Depuis le 5 janvier, les enfants britanniques ne verront plus défiler les spots colorés vantant sodas, céréales sucrées ou nuggets croustillants avant leur coucher. Le Royaume-Uni vient de franchir un cap inédit en interdisant, à la télévision avant 21h et sur tous les canaux en ligne, la publicité pour les produits jugés trop gras, sucrés ou salés. Une mesure forte, portée par le gouvernement travailliste, pour enrayer la flambée de l’obésité infantile dans le pays.
Car les chiffres sont alarmants : près de 36 % des enfants de dix ans y sont en surpoids ou obèses. Un phénomène qui n’épargne aucun milieu social et pèse lourd sur le système de santé. Selon une étude présentée au Congrès européen sur l’obésité, il suffit de cinq minutes d’exposition à ce type de publicité pour provoquer une surconsommation immédiate chez les enfants. Dès lors, les autorités ont tranché : treize grandes catégories de produits, des glaces aux pizzas industrielles en passant par les biscuits et les boissons sucrées, ne peuvent plus être promues sur les écrans.

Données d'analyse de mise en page
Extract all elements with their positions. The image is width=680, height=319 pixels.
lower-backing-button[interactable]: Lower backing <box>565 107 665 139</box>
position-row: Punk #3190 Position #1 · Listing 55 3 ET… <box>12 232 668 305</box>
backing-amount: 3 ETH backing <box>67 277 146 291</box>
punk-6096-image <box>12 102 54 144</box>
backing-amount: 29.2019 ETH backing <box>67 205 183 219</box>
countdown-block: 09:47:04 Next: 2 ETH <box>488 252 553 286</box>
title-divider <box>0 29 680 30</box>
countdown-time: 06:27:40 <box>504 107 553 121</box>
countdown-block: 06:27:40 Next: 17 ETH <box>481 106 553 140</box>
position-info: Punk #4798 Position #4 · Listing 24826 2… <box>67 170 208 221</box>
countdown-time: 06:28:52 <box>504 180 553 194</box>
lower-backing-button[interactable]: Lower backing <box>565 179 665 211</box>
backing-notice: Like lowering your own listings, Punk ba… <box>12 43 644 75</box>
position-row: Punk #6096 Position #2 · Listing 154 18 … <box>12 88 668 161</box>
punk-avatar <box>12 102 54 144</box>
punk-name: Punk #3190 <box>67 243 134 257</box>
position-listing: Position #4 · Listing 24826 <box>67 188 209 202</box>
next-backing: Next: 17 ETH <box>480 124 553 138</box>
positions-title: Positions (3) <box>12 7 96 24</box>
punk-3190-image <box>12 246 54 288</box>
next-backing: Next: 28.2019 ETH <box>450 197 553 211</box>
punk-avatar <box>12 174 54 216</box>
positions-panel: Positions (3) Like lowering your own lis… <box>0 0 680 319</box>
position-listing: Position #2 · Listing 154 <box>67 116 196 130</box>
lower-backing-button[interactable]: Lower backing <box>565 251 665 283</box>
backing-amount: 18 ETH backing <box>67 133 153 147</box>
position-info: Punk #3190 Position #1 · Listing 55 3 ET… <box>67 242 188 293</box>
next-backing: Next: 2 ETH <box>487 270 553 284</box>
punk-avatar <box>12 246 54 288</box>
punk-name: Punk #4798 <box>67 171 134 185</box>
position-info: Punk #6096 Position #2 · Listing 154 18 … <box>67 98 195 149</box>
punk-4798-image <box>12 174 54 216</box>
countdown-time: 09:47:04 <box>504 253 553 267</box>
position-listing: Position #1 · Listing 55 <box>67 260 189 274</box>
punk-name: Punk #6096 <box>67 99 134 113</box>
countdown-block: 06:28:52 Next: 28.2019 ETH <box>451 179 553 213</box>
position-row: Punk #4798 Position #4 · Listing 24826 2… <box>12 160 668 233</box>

_Consignes d'exercice_
(1) Veuillez citer mot pour mot le passage de l'extrait allant de « Car les chiffres » jusqu'à « sur les écrans. » inclus.
(2) Indiquez si chacune de ces affirmations concorde avec l'extrait, par oui ou par non, en citant à l'identique les mots qui tranchent : (a) l'interdiction à la télévision vaut avant 21h ; (b) environ la moitié des enfants de dix ans sont en surpoids ou obèses ; (c) la mesure est portée par un gouvernement conservateur.
Appuyez-vous uniquement sur l'extrait fourni, sans tenir compte des lignes.

_Corrigé des exercices_
(1)
Car les chiffres sont alarmants : près de 36 % des enfants de dix ans y sont en surpoids ou obèses. Un phénomène qui n’épargne aucun milieu social et pèse lourd sur le système de santé. Selon une étude présentée au Congrès européen sur l’obésité, il suffit de cinq minutes d’exposition à ce type de publicité pour provoquer une surconsommation immédiate chez les enfants. Dès lors, les autorités ont tranché : treize grandes catégories de produits, des glaces aux pizzas industrielles en passant par les biscuits et les boissons sucrées, ne peuvent plus être promues sur les écrans.

(2)
(a) Oui : « à la télévision avant 21h ».
(b) Non : « près de 36 % des enfants de dix ans y sont en surpoids ou obèses ».
(c) Non : « portée par le gouvernement travailliste ».